## MATERIAL SUPPLIED

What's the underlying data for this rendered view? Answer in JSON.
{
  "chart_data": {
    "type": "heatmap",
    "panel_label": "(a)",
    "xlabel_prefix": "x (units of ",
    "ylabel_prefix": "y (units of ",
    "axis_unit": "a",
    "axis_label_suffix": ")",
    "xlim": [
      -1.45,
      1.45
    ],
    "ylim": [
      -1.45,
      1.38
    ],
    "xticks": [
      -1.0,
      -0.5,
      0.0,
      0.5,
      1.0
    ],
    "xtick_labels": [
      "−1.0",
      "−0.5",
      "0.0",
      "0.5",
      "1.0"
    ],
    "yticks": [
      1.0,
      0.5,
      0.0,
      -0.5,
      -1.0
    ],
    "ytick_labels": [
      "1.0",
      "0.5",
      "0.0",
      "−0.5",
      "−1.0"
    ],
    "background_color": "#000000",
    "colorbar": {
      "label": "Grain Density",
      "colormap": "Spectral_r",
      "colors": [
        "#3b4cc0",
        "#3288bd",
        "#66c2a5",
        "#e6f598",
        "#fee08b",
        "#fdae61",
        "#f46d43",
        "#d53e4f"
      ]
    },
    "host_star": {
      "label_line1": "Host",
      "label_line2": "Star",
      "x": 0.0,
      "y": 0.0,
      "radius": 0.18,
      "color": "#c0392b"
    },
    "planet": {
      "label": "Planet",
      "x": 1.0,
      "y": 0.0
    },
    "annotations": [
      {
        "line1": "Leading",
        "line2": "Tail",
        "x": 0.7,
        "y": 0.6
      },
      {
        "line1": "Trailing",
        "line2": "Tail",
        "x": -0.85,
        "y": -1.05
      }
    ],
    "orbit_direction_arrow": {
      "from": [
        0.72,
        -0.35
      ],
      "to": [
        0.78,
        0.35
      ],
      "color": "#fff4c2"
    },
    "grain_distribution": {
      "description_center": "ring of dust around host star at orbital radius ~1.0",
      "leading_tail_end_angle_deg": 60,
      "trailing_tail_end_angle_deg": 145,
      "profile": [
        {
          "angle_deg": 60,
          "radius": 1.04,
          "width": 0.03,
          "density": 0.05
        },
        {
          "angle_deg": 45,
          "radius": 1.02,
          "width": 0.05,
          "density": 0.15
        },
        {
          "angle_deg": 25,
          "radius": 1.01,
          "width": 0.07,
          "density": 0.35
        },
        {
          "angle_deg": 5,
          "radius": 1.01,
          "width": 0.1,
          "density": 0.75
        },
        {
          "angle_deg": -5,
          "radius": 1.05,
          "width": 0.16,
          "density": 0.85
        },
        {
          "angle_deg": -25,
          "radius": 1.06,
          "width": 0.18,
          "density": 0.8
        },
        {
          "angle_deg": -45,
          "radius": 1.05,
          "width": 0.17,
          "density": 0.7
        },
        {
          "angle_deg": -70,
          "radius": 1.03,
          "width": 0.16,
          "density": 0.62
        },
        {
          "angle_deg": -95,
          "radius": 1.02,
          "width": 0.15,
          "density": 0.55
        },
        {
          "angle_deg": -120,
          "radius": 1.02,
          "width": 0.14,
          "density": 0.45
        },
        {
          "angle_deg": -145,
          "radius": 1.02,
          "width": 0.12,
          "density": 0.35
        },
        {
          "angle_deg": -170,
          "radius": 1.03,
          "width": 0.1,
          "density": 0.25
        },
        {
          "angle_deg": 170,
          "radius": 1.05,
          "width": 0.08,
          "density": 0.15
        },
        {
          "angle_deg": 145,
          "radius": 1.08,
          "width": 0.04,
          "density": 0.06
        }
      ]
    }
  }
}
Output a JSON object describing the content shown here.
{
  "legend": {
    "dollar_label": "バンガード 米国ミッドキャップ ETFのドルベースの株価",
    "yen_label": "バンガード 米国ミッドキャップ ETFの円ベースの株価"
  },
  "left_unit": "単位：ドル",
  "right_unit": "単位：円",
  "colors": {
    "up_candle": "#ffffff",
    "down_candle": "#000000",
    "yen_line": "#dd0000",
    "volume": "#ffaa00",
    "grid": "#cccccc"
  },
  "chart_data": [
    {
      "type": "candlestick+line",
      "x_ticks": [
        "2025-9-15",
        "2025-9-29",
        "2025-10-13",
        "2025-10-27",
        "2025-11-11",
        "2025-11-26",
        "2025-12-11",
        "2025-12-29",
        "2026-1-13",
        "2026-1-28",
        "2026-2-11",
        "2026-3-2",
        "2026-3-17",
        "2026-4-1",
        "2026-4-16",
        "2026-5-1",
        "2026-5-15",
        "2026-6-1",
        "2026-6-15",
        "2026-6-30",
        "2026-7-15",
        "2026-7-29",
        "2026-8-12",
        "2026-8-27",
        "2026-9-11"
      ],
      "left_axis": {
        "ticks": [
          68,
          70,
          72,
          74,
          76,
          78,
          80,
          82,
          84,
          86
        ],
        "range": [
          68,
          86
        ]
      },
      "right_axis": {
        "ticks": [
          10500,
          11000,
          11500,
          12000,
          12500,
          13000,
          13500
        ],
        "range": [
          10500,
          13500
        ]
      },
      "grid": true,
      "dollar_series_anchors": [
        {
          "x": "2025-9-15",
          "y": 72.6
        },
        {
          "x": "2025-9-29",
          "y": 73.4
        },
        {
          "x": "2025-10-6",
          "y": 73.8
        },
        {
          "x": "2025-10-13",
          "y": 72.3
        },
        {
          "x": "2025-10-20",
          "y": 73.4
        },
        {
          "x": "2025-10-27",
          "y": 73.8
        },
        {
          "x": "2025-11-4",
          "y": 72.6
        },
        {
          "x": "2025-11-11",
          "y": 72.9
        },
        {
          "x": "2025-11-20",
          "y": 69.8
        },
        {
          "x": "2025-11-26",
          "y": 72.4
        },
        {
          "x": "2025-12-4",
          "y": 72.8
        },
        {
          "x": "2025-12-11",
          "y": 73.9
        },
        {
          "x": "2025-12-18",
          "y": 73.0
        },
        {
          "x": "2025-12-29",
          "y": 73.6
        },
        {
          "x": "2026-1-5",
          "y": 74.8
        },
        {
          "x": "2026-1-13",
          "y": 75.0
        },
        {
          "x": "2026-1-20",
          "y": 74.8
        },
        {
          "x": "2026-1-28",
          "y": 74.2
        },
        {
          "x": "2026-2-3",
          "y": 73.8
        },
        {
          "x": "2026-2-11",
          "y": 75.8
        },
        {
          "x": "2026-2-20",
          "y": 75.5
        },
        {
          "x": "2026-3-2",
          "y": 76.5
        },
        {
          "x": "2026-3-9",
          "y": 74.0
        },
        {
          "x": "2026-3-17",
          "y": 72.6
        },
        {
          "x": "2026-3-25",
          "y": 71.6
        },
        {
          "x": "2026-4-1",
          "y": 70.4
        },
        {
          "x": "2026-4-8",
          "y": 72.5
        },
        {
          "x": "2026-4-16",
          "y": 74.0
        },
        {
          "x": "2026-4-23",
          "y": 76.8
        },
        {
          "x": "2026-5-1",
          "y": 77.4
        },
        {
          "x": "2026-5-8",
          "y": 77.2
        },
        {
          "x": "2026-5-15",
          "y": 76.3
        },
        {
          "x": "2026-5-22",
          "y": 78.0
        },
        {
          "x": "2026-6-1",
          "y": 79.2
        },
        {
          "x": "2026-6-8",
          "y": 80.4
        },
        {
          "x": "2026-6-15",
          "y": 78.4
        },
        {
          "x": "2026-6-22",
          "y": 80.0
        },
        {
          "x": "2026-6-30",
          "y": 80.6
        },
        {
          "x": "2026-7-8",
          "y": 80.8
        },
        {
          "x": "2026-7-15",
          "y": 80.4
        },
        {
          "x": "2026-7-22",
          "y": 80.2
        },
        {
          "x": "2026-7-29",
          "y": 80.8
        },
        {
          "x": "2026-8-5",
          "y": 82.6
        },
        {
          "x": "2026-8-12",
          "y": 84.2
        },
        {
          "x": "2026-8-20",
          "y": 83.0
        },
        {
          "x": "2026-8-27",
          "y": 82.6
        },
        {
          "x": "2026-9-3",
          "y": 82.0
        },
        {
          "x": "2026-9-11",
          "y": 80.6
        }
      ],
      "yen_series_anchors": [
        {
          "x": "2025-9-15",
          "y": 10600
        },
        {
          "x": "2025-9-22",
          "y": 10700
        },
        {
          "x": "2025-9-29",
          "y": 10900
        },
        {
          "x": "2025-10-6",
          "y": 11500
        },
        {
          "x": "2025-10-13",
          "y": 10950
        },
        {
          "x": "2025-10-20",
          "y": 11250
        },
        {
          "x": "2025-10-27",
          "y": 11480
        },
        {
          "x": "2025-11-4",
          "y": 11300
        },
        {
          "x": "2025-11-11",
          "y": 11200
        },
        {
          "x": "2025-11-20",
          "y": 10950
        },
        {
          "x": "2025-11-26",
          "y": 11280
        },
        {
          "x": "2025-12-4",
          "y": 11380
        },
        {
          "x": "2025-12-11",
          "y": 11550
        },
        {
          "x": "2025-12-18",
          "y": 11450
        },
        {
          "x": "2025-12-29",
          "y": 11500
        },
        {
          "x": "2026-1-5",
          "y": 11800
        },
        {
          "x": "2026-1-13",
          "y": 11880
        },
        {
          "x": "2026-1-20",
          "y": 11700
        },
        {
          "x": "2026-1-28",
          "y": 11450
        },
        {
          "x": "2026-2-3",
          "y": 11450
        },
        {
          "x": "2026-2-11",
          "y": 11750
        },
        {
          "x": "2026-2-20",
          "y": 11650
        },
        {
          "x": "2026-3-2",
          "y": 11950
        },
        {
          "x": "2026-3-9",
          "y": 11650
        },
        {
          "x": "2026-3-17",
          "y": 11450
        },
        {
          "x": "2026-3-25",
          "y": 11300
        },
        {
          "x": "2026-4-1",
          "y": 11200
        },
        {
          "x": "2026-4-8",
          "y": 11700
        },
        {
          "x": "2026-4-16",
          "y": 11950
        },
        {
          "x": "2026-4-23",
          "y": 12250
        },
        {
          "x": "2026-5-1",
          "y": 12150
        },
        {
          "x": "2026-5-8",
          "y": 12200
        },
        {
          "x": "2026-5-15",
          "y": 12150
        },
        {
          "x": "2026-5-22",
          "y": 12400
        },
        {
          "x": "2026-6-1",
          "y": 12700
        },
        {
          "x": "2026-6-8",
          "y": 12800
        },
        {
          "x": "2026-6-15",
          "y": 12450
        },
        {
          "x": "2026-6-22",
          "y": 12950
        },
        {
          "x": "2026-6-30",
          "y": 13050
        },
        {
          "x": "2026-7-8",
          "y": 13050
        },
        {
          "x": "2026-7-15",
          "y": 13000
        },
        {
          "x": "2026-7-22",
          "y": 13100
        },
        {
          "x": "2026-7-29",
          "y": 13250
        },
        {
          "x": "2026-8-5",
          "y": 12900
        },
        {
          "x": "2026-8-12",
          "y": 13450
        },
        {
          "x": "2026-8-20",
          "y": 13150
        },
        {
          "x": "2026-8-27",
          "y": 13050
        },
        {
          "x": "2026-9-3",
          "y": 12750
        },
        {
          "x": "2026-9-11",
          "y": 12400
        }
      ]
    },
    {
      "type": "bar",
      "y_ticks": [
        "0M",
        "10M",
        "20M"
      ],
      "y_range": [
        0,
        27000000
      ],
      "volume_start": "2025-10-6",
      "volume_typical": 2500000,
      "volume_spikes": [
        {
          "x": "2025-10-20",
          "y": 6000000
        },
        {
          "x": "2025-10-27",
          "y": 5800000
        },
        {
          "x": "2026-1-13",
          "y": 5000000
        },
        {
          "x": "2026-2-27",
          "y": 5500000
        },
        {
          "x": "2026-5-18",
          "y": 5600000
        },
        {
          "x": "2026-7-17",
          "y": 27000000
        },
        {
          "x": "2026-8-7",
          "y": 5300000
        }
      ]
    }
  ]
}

## OBJECTIVE
Each line that contains the string "バンガード" counts once; say how many there are and nothing else.

## REPLY
2